The input: Begin

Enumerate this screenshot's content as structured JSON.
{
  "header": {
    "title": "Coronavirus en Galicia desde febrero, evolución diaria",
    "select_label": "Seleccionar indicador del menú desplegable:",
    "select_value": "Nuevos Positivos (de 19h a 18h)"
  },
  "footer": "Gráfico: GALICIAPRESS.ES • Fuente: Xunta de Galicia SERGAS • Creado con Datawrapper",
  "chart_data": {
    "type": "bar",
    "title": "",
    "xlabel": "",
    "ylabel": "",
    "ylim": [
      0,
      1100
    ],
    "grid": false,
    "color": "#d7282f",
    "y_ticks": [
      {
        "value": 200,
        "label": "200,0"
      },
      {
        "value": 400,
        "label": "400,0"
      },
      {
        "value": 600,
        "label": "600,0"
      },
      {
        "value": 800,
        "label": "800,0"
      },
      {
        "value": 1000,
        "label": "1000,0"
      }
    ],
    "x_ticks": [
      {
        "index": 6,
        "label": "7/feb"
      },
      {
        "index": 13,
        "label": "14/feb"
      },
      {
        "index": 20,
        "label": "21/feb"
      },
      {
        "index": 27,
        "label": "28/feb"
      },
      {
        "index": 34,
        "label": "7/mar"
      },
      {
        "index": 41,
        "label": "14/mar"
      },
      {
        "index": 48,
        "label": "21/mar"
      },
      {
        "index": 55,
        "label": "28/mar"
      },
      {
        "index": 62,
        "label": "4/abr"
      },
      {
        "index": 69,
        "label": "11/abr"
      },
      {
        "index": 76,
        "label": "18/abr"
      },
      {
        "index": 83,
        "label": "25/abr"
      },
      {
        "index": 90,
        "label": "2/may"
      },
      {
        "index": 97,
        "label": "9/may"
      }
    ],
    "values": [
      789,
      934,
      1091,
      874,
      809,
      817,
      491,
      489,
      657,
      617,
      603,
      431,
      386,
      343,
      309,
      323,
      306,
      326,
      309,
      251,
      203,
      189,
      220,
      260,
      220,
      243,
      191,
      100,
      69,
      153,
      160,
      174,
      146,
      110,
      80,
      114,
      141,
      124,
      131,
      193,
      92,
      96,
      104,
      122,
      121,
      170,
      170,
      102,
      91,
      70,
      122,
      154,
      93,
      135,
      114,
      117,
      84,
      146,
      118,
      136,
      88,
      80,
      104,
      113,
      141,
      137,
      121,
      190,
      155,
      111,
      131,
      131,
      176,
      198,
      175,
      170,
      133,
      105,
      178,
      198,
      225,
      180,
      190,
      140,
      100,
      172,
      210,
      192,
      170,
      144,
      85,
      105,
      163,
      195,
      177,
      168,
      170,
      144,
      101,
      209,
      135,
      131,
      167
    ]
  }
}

The input: End

▸ **To do**: Reproduce the complete data exactly as presented above.

▸ **Answer to this task**:
Enumerate this screenshot's content as structured JSON.
{
  "header": {
    "title": "Coronavirus en Galicia desde febrero, evolución diaria",
    "select_label": "Seleccionar indicador del menú desplegable:",
    "select_value": "Nuevos Positivos (de 19h a 18h)"
  },
  "footer": "Gráfico: GALICIAPRESS.ES • Fuente: Xunta de Galicia SERGAS • Creado con Datawrapper",
  "chart_data": {
    "type": "bar",
    "title": "",
    "xlabel": "",
    "ylabel": "",
    "ylim": [
      0,
      1100
    ],
    "grid": false,
    "color": "#d7282f",
    "y_ticks": [
      {
        "value": 200,
        "label": "200,0"
      },
      {
        "value": 400,
        "label": "400,0"
      },
      {
        "value": 600,
        "label": "600,0"
      },
      {
        "value": 800,
        "label": "800,0"
      },
      {
        "value": 1000,
        "label": "1000,0"
      }
    ],
    "x_ticks": [
      {
        "index": 6,
        "label": "7/feb"
      },
      {
        "index": 13,
        "label": "14/feb"
      },
      {
        "index": 20,
        "label": "21/feb"
      },
      {
        "index": 27,
        "label": "28/feb"
      },
      {
        "index": 34,
        "label": "7/mar"
      },
      {
        "index": 41,
        "label": "14/mar"
      },
      {
        "index": 48,
        "label": "21/mar"
      },
      {
        "index": 55,
        "label": "28/mar"
      },
      {
        "index": 62,
        "label": "4/abr"
      },
      {
        "index": 69,
        "label": "11/abr"
      },
      {
        "index": 76,
        "label": "18/abr"
      },
      {
        "index": 83,
        "label": "25/abr"
      },
      {
        "index": 90,
        "label": "2/may"
      },
      {
        "index": 97,
        "label": "9/may"
      }
    ],
    "values": [
      789,
      934,
      1091,
      874,
      809,
      817,
      491,
      489,
      657,
      617,
      603,
      431,
      386,
      343,
      309,
      323,
      306,
      326,
      309,
      251,
      203,
      189,
      220,
      260,
      220,
      243,
      191,
      100,
      69,
      153,
      160,
      174,
      146,
      110,
      80,
      114,
      141,
      124,
      131,
      193,
      92,
      96,
      104,
      122,
      121,
      170,
      170,
      102,
      91,
      70,
      122,
      154,
      93,
      135,
      114,
      117,
      84,
      146,
      118,
      136,
      88,
      80,
      104,
      113,
      141,
      137,
      121,
      190,
      155,
      111,
      131,
      131,
      176,
      198,
      175,
      170,
      133,
      105,
      178,
      198,
      225,
      180,
      190,
      140,
      100,
      172,
      210,
      192,
      170,
      144,
      85,
      105,
      163,
      195,
      177,
      168,
      170,
      144,
      101,
      209,
      135,
      131,
      167
    ]
  }
}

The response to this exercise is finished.